**WHAT TO DO:** Gather all lines in the entries that include the word "answer".

(Stored records)
══════

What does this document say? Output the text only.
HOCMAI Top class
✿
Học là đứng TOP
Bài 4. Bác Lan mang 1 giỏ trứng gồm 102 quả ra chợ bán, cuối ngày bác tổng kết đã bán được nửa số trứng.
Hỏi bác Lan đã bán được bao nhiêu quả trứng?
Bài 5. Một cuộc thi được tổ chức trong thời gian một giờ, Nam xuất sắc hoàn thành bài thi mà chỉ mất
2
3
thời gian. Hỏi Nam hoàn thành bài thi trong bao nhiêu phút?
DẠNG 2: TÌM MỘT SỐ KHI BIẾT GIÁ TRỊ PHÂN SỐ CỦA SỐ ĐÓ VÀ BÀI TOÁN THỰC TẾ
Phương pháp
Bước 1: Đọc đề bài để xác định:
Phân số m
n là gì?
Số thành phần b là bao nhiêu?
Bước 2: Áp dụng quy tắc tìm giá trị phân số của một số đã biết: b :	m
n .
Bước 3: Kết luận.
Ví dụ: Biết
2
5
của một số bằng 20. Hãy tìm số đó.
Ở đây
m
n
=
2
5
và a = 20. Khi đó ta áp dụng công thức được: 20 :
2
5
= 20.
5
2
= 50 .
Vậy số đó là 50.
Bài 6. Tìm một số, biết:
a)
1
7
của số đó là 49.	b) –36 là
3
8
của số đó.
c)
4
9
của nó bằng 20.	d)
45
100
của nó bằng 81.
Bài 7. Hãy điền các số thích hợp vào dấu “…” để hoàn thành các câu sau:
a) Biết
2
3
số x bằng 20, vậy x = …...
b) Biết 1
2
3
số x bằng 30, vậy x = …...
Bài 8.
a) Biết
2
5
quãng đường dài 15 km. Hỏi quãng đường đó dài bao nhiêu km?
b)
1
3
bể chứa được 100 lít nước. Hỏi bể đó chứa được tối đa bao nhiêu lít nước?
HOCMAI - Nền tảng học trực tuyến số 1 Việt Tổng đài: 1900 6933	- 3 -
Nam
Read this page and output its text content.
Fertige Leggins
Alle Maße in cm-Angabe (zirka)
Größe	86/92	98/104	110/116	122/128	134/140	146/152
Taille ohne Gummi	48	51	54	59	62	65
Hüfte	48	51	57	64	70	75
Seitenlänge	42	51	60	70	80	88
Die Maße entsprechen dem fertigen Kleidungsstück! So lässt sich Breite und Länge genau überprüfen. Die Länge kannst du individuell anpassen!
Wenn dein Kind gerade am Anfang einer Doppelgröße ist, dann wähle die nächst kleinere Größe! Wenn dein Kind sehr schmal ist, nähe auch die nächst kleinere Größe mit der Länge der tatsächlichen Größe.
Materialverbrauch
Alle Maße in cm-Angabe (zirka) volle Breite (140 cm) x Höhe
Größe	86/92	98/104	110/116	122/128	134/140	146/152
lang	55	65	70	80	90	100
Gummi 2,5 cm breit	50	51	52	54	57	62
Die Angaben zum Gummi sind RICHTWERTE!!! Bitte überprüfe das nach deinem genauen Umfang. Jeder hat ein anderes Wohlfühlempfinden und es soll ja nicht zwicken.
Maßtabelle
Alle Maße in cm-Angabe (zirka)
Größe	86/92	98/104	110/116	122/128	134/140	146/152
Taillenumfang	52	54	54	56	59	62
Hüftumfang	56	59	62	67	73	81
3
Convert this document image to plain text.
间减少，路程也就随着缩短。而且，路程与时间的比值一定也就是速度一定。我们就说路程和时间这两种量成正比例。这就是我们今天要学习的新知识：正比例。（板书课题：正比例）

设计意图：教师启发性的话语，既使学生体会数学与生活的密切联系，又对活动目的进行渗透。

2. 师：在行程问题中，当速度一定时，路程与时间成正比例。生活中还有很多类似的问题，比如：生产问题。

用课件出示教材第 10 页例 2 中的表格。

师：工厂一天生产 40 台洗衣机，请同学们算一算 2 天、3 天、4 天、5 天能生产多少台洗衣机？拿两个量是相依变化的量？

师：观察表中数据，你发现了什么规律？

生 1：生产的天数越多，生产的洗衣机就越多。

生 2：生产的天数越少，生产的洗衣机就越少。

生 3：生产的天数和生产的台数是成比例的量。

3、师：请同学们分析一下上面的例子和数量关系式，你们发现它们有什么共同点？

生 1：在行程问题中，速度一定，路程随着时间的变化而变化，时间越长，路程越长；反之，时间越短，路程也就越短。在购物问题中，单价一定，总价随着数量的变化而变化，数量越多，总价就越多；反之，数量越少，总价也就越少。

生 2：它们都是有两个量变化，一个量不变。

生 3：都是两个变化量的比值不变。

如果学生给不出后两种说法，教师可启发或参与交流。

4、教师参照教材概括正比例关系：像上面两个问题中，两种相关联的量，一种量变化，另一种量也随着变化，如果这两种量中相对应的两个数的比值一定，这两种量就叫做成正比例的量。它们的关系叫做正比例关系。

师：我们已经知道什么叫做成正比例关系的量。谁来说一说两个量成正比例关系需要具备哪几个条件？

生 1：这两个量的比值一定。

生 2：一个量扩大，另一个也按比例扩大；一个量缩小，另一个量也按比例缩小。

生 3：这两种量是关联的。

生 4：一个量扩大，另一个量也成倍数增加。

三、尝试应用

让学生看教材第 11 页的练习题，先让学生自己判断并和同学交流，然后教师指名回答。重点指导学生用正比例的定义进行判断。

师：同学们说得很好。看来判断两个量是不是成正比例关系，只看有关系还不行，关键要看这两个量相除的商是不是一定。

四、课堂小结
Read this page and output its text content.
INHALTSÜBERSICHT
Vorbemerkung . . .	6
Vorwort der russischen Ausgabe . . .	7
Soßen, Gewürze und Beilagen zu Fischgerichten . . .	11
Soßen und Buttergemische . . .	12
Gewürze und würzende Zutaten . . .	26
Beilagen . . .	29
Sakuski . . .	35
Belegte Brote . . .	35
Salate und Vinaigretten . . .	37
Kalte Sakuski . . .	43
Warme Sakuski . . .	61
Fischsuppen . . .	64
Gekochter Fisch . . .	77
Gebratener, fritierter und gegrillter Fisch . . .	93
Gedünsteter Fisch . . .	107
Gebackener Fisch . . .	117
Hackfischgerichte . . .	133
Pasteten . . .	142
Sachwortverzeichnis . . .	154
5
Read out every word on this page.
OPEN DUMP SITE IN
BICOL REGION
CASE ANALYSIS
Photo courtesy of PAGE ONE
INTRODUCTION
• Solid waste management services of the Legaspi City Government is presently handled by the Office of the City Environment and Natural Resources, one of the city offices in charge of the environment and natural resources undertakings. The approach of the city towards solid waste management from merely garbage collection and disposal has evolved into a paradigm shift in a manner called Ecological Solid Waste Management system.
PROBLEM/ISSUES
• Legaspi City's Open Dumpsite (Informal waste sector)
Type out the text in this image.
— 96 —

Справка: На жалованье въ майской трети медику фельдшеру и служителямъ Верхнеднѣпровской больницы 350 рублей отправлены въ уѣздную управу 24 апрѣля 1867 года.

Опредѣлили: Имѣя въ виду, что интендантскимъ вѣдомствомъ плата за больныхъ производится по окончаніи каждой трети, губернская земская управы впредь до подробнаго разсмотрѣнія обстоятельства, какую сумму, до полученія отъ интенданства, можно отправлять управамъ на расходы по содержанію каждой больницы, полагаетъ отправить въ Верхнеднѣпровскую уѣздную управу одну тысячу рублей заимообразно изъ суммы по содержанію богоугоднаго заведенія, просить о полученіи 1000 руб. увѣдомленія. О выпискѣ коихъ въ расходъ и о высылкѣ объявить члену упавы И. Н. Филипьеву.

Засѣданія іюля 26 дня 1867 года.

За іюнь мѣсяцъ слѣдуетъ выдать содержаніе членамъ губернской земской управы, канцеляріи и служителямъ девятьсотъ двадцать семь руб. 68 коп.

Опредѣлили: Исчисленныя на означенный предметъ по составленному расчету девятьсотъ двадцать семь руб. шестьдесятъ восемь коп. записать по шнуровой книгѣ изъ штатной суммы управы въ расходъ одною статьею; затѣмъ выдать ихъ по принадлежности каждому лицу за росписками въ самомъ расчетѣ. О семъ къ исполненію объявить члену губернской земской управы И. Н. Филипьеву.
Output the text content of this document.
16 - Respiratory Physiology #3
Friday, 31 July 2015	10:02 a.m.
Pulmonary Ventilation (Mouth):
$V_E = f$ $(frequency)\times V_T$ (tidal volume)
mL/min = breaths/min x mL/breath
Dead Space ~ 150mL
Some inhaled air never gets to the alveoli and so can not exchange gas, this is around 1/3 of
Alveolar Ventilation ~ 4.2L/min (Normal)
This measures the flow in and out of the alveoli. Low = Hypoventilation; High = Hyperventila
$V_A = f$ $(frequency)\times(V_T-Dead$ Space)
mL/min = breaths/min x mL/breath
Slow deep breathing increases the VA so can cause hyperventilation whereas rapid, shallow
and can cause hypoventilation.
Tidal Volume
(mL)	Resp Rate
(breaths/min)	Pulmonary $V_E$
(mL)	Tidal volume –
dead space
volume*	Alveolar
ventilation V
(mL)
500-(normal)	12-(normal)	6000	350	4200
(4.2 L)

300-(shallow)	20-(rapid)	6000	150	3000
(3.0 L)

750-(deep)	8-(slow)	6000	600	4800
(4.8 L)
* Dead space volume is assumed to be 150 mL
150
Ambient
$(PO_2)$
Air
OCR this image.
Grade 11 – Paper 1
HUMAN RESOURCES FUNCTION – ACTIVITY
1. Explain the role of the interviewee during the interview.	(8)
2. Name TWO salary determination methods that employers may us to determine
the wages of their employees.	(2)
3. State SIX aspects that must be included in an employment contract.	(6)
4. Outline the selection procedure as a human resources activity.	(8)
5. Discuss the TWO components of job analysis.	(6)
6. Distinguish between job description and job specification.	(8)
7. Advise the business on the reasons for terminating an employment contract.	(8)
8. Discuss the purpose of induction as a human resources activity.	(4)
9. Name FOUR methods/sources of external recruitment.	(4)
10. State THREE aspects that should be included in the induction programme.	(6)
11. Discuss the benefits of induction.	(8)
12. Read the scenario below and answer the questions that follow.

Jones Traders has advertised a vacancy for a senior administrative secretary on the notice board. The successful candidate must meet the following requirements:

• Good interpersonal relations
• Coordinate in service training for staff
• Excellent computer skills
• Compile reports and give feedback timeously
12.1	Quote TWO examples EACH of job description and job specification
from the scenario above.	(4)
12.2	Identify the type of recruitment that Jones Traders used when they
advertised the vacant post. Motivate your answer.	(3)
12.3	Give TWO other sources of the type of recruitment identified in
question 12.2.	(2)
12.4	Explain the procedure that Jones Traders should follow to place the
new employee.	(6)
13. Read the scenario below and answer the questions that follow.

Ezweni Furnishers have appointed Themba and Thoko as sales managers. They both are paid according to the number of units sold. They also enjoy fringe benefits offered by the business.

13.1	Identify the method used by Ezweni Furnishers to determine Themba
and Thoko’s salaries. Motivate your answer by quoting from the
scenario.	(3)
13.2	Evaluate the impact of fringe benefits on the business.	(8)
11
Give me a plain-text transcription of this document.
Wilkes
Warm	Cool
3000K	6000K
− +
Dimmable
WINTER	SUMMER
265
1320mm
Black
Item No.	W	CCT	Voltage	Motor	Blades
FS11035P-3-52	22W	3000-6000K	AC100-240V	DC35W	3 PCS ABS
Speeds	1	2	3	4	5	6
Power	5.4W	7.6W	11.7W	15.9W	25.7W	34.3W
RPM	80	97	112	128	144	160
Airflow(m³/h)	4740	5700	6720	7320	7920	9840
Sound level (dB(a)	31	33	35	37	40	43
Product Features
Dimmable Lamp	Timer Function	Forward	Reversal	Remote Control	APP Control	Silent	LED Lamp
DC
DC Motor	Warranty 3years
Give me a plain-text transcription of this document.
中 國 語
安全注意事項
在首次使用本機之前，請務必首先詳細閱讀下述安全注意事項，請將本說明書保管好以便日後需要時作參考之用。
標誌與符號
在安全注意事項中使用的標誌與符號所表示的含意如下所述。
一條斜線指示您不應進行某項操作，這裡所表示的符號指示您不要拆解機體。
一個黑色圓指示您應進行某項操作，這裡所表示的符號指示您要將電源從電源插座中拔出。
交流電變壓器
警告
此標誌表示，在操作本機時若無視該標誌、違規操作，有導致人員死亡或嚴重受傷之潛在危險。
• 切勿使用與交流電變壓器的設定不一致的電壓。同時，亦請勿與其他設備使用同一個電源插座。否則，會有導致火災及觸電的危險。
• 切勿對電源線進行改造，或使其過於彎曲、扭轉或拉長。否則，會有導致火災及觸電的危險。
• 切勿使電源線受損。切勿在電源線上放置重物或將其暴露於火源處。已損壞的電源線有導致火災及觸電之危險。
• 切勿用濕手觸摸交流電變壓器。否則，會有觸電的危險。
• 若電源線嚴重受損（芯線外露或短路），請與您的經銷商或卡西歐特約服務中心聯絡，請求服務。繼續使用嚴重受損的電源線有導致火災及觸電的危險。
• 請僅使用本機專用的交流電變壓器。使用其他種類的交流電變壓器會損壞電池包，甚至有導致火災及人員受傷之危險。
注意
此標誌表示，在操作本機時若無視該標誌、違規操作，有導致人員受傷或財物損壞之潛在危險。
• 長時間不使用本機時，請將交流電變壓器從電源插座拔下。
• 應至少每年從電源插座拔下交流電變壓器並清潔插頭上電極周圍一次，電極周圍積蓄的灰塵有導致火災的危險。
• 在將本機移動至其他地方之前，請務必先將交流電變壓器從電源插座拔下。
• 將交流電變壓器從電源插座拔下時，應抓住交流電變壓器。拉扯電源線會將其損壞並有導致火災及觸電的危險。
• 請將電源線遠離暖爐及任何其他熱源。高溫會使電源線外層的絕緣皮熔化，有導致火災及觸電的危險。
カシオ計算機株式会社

══════

**EXERCISE RESPONSE:**
12. Read the scenario below and answer the questions that follow.
advertised the vacant post. Motivate your answer.	(3)
13. Read the scenario below and answer the questions that follow.
and Thoko’s salaries. Motivate your answer by quoting from the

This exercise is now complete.